> [PROBLEM REQUIREMENTS]
Wherever "Jordan" appears in a line, copy that line.

Saved entries:
◇ ◇ ◇ ◇ ◇ ◇ ◇
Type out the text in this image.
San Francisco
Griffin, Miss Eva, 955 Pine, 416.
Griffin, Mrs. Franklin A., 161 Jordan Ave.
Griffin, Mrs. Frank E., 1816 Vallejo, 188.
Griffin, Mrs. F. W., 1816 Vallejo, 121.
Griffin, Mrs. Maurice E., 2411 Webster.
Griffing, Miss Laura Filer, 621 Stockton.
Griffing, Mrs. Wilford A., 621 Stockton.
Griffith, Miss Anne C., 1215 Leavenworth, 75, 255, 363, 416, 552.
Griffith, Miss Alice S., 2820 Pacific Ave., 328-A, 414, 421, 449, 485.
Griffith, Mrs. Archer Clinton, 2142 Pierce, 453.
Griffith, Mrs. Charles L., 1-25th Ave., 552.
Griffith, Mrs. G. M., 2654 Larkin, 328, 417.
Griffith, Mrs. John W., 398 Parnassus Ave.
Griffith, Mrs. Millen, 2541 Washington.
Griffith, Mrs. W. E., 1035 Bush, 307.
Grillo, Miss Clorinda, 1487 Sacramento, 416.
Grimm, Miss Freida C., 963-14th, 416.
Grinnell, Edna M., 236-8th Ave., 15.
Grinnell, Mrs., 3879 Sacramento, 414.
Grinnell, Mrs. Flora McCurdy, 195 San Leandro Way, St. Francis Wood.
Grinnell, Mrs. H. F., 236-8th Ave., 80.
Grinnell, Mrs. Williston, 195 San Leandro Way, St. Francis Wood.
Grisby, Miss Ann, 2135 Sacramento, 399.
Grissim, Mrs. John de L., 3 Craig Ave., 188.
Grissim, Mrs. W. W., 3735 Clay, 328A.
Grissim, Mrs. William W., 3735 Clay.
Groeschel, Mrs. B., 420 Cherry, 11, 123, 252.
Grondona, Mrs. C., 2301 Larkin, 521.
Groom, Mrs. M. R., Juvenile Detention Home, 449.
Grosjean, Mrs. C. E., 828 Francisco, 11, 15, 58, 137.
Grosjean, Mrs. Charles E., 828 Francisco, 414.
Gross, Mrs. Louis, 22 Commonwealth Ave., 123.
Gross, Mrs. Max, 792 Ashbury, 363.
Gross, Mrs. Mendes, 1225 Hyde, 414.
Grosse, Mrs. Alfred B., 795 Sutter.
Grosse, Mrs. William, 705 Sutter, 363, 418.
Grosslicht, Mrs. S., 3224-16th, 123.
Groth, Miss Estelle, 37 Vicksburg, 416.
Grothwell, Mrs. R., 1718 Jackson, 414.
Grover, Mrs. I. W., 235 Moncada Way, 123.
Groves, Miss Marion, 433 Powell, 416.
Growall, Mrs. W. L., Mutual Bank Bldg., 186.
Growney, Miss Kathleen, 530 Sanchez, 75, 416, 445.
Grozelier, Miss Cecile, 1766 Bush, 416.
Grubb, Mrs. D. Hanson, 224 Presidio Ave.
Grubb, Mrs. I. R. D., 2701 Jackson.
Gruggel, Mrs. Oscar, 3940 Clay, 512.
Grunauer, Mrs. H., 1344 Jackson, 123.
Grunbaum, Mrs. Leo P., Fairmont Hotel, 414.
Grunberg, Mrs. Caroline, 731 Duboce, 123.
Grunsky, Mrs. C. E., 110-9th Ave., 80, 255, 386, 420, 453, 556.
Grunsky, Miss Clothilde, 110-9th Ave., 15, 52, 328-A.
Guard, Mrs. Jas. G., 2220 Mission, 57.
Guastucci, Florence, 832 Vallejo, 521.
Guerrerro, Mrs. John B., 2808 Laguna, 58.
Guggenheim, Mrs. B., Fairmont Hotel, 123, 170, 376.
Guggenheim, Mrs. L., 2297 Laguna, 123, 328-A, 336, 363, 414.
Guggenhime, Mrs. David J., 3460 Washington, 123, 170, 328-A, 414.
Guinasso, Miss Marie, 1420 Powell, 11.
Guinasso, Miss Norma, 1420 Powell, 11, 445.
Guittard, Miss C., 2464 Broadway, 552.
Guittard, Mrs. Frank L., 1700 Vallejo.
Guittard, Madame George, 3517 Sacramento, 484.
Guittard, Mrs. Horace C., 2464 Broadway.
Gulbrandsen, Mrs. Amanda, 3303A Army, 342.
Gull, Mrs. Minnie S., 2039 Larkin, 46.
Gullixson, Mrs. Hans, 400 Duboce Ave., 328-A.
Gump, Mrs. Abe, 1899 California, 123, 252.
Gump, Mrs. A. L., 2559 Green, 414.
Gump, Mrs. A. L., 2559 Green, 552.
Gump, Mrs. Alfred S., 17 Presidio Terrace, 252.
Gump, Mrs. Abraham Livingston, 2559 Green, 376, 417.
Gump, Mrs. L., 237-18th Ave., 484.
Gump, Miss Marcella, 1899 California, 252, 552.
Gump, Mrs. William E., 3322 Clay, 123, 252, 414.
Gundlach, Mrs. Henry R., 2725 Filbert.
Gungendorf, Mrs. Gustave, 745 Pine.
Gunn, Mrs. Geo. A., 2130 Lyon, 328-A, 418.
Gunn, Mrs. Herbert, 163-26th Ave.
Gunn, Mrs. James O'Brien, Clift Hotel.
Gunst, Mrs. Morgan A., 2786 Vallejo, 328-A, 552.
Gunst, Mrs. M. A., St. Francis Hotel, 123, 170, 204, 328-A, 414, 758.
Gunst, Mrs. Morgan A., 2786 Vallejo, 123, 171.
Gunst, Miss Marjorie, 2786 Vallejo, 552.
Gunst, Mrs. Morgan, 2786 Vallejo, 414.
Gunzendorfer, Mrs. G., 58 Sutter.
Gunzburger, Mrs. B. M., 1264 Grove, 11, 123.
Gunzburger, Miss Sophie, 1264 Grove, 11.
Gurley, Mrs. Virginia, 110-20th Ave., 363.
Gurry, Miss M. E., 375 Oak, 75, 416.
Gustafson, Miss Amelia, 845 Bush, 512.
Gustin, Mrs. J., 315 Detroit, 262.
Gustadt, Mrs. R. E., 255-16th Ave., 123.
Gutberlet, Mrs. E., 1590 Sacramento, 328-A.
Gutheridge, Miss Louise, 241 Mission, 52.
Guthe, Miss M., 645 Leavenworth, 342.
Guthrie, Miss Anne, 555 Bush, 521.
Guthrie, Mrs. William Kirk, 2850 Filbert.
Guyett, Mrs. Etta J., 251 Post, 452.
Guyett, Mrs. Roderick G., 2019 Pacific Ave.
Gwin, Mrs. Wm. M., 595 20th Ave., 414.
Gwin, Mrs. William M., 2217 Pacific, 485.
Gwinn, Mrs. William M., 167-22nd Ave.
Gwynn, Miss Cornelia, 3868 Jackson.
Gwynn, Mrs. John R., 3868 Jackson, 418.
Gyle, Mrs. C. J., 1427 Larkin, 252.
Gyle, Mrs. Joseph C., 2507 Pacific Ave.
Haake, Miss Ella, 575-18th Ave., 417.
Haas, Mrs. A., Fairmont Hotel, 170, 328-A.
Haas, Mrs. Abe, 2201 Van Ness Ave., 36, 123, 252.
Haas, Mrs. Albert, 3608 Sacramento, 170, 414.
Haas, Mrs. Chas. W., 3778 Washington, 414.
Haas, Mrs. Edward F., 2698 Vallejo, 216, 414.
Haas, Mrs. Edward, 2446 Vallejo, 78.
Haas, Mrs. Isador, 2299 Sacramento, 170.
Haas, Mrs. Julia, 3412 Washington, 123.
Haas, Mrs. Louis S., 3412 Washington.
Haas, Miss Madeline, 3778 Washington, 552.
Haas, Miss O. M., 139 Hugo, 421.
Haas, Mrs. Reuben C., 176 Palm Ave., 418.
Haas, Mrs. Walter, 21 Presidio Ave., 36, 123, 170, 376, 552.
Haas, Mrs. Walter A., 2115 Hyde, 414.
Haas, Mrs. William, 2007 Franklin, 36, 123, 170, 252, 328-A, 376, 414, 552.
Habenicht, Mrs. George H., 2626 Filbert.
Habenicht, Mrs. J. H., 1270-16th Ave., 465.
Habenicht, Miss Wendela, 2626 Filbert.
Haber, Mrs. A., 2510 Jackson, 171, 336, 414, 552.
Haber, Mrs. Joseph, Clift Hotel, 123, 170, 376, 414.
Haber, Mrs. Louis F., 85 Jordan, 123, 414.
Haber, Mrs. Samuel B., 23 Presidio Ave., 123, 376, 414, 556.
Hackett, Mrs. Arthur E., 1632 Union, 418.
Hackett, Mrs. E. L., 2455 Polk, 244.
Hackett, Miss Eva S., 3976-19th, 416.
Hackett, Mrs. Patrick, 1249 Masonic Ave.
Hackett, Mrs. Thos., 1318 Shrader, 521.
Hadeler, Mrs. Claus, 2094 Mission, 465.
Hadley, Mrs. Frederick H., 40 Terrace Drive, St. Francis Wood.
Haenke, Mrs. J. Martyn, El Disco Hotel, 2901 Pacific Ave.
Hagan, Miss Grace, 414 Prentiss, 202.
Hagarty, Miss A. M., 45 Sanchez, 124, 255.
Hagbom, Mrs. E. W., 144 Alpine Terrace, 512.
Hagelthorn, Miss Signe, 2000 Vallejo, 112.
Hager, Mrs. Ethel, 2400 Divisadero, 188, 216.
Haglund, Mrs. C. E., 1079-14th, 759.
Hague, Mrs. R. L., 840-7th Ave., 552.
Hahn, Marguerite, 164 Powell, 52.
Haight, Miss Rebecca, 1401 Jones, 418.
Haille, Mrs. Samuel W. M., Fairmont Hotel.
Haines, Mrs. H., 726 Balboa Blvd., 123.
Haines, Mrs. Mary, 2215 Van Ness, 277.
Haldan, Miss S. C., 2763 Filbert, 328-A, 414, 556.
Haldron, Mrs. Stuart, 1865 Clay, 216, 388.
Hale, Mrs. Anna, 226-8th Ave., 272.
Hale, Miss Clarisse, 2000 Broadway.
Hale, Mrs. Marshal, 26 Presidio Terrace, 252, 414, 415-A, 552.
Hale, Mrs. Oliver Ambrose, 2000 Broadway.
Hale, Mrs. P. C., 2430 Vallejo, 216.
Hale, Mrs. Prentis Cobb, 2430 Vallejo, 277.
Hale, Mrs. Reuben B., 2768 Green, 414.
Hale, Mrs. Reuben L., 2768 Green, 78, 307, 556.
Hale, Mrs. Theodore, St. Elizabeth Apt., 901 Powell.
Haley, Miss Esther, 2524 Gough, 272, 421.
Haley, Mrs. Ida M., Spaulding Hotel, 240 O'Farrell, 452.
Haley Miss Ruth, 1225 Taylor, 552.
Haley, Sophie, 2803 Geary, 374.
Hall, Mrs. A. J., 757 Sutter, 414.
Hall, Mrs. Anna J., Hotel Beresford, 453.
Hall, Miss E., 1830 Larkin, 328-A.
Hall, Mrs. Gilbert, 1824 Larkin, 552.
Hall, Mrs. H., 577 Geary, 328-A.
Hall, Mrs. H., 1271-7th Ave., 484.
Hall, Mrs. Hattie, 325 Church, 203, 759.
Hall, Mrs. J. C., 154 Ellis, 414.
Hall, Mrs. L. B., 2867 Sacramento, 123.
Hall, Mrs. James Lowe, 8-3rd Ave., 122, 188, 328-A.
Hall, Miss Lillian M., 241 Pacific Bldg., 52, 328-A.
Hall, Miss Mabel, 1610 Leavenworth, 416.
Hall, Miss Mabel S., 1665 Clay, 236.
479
◇ ◇ ◇ ◇ ◇ ◇ ◇
> [ANSWER TO THE EXERCISE]
Griffin, Mrs. Franklin A., 161 Jordan Ave.
Haber, Mrs. Louis F., 85 Jordan, 123, 414.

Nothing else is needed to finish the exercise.